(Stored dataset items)
•••••

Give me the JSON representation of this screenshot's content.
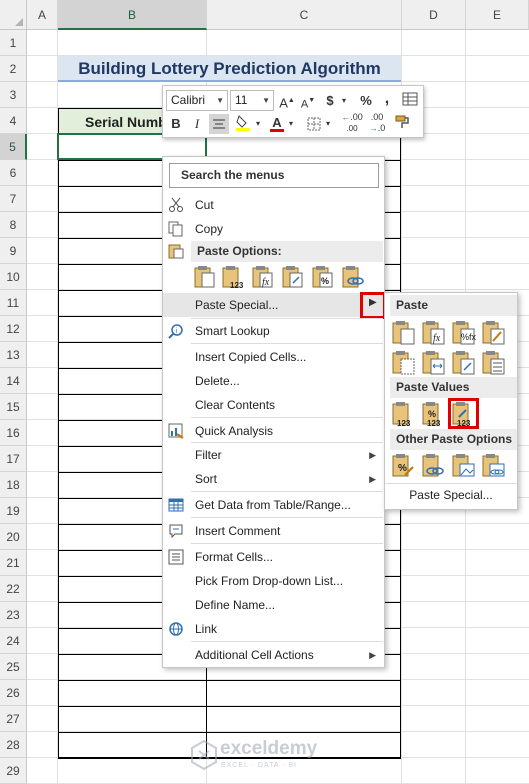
{
  "columns": [
    "A",
    "B",
    "C",
    "D",
    "E"
  ],
  "rows": [
    "1",
    "2",
    "3",
    "4",
    "5",
    "6",
    "7",
    "8",
    "9",
    "10",
    "11",
    "12",
    "13",
    "14",
    "15",
    "16",
    "17",
    "18",
    "19",
    "20",
    "21",
    "22",
    "23",
    "24",
    "25",
    "26",
    "27",
    "28",
    "29"
  ],
  "sheet": {
    "title": "Building Lottery Prediction Algorithm",
    "table_header_b": "Serial Numb"
  },
  "mini_toolbar": {
    "font_name": "Calibri",
    "font_size": "11",
    "grow_font": "A",
    "shrink_font": "A",
    "currency": "$",
    "percent": "%",
    "comma": ",",
    "bold": "B",
    "italic": "I",
    "font_color_letter": "A",
    "dec_increase": ".00",
    "dec_decrease": ".0"
  },
  "context_menu": {
    "search_placeholder": "Search the menus",
    "cut": "Cut",
    "copy": "Copy",
    "paste_options": "Paste Options:",
    "paste_special": "Paste Special...",
    "smart_lookup": "Smart Lookup",
    "insert_copied_cells": "Insert Copied Cells...",
    "delete": "Delete...",
    "clear_contents": "Clear Contents",
    "quick_analysis": "Quick Analysis",
    "filter": "Filter",
    "sort": "Sort",
    "get_data": "Get Data from Table/Range...",
    "insert_comment": "Insert Comment",
    "format_cells": "Format Cells...",
    "pick_dropdown": "Pick From Drop-down List...",
    "define_name": "Define Name...",
    "link": "Link",
    "additional_actions": "Additional Cell Actions",
    "badge_123": "123"
  },
  "submenu": {
    "paste": "Paste",
    "paste_values": "Paste Values",
    "other_paste_options": "Other Paste Options",
    "paste_special": "Paste Special...",
    "badge_123": "123"
  },
  "watermark": {
    "name": "exceldemy",
    "tagline": "EXCEL · DATA · BI"
  },
  "colors": {
    "excel_green": "#217346",
    "highlight_red": "#e00000",
    "title_fill": "#dce6f1",
    "header_fill": "#e2efda"
  }
}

•••••

Pick out the lines above that hold the string "Options" and show them.

    "paste_options": "Paste Options:",
    "other_paste_options": "Other Paste Options",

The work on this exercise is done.